_Goal of the exercise_:
Collect every line that includes the string "marker".

_Task inputs_:
/---

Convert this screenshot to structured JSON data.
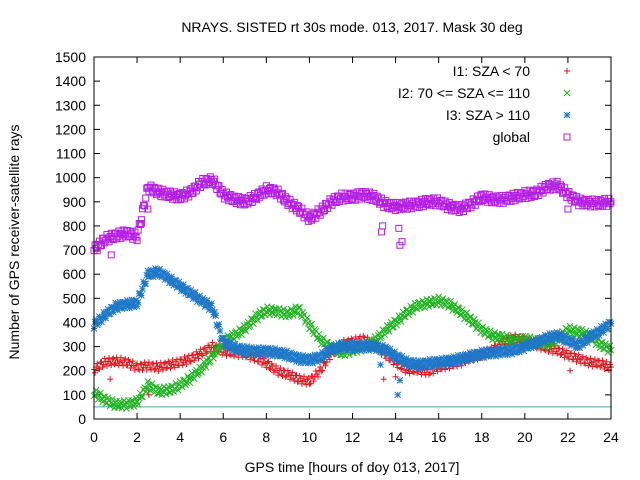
{
  "chart_data": {
    "type": "scatter",
    "title": "NRAYS. SISTED rt 30s mode. 013, 2017. Mask 30 deg",
    "xlabel": "GPS time [hours of doy 013, 2017]",
    "ylabel": "Number of GPS receiver-satellite rays",
    "xlim": [
      0,
      24
    ],
    "ylim": [
      0,
      1500
    ],
    "xticks": [
      "0",
      "2",
      "4",
      "6",
      "8",
      "10",
      "12",
      "14",
      "16",
      "18",
      "20",
      "22",
      "24"
    ],
    "yticks": [
      "0",
      "100",
      "200",
      "300",
      "400",
      "500",
      "600",
      "700",
      "800",
      "900",
      "1000",
      "1100",
      "1200",
      "1300",
      "1400",
      "1500"
    ],
    "legend_position": "top-right",
    "baseline_value": 50,
    "baseline_color": "#40a8a8",
    "series": [
      {
        "name": "I1: SZA < 70",
        "marker": "+",
        "color": "#e8141c",
        "x": [
          0,
          0.5,
          1,
          1.5,
          2,
          2.5,
          3,
          3.5,
          4,
          4.5,
          5,
          5.5,
          6,
          6.5,
          7,
          7.5,
          8,
          8.5,
          9,
          9.5,
          10,
          10.5,
          11,
          11.5,
          12,
          12.5,
          13,
          13.5,
          14,
          14.5,
          15,
          15.5,
          16,
          16.5,
          17,
          17.5,
          18,
          18.5,
          19,
          19.5,
          20,
          20.5,
          21,
          21.5,
          22,
          22.5,
          23,
          23.5,
          24
        ],
        "y": [
          205,
          235,
          240,
          235,
          215,
          220,
          215,
          225,
          235,
          250,
          275,
          300,
          280,
          275,
          270,
          255,
          230,
          200,
          185,
          165,
          155,
          200,
          270,
          310,
          320,
          330,
          310,
          270,
          235,
          205,
          205,
          195,
          215,
          225,
          235,
          255,
          265,
          285,
          320,
          335,
          325,
          310,
          295,
          285,
          265,
          250,
          235,
          230,
          215
        ]
      },
      {
        "name": "I2: 70 <= SZA <= 110",
        "marker": "x",
        "color": "#1eb41e",
        "x": [
          0,
          0.5,
          1,
          1.5,
          2,
          2.5,
          3,
          3.5,
          4,
          4.5,
          5,
          5.5,
          6,
          6.5,
          7,
          7.5,
          8,
          8.5,
          9,
          9.5,
          10,
          10.5,
          11,
          11.5,
          12,
          12.5,
          13,
          13.5,
          14,
          14.5,
          15,
          15.5,
          16,
          16.5,
          17,
          17.5,
          18,
          18.5,
          19,
          19.5,
          20,
          20.5,
          21,
          21.5,
          22,
          22.5,
          23,
          23.5,
          24
        ],
        "y": [
          110,
          80,
          60,
          60,
          70,
          140,
          115,
          120,
          140,
          170,
          210,
          260,
          320,
          345,
          375,
          420,
          450,
          445,
          435,
          455,
          390,
          330,
          295,
          275,
          285,
          300,
          320,
          365,
          400,
          440,
          470,
          480,
          490,
          475,
          445,
          410,
          370,
          345,
          335,
          325,
          330,
          320,
          310,
          330,
          370,
          360,
          345,
          310,
          285
        ]
      },
      {
        "name": "I3: SZA > 110",
        "marker": "*",
        "color": "#1e78c8",
        "x": [
          0,
          0.5,
          1,
          1.5,
          2,
          2.5,
          3,
          3.5,
          4,
          4.5,
          5,
          5.5,
          6,
          6.5,
          7,
          7.5,
          8,
          8.5,
          9,
          9.5,
          10,
          10.5,
          11,
          11.5,
          12,
          12.5,
          13,
          13.5,
          14,
          14.5,
          15,
          15.5,
          16,
          16.5,
          17,
          17.5,
          18,
          18.5,
          19,
          19.5,
          20,
          20.5,
          21,
          21.5,
          22,
          22.5,
          23,
          23.5,
          24
        ],
        "y": [
          390,
          430,
          465,
          475,
          480,
          600,
          610,
          580,
          550,
          520,
          490,
          460,
          320,
          295,
          285,
          280,
          280,
          275,
          265,
          250,
          245,
          255,
          290,
          300,
          300,
          300,
          300,
          290,
          260,
          235,
          225,
          230,
          235,
          240,
          250,
          260,
          270,
          275,
          280,
          285,
          300,
          315,
          335,
          345,
          325,
          305,
          340,
          365,
          395
        ]
      },
      {
        "name": "global",
        "marker": "square",
        "color": "#b41ee6",
        "x": [
          0,
          0.5,
          1,
          1.5,
          2,
          2.5,
          3,
          3.5,
          4,
          4.5,
          5,
          5.5,
          6,
          6.5,
          7,
          7.5,
          8,
          8.5,
          9,
          9.5,
          10,
          10.5,
          11,
          11.5,
          12,
          12.5,
          13,
          13.5,
          14,
          14.5,
          15,
          15.5,
          16,
          16.5,
          17,
          17.5,
          18,
          18.5,
          19,
          19.5,
          20,
          20.5,
          21,
          21.5,
          22,
          22.5,
          23,
          23.5,
          24
        ],
        "y": [
          700,
          745,
          760,
          770,
          755,
          960,
          940,
          930,
          920,
          940,
          980,
          990,
          930,
          910,
          900,
          920,
          950,
          940,
          900,
          870,
          830,
          860,
          900,
          920,
          920,
          930,
          920,
          890,
          880,
          885,
          890,
          900,
          900,
          880,
          870,
          890,
          920,
          910,
          910,
          920,
          930,
          935,
          960,
          970,
          930,
          900,
          895,
          895,
          900
        ]
      }
    ],
    "outliers": [
      {
        "series": "I1: SZA < 70",
        "x": [
          0.75,
          2.55,
          13.45,
          14.0,
          22.1
        ],
        "y": [
          165,
          100,
          165,
          175,
          200
        ]
      },
      {
        "series": "I3: SZA > 110",
        "x": [
          13.3,
          14.1,
          14.2
        ],
        "y": [
          225,
          100,
          160
        ]
      },
      {
        "series": "global",
        "x": [
          0.8,
          2.2,
          2.5,
          13.35,
          13.4,
          14.15,
          14.2,
          14.3,
          22.0
        ],
        "y": [
          680,
          810,
          870,
          775,
          800,
          790,
          720,
          735,
          870
        ]
      }
    ]
  }
}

\---

_Task answer_:
        "marker": "+",
        "marker": "x",
        "marker": "*",
        "marker": "square",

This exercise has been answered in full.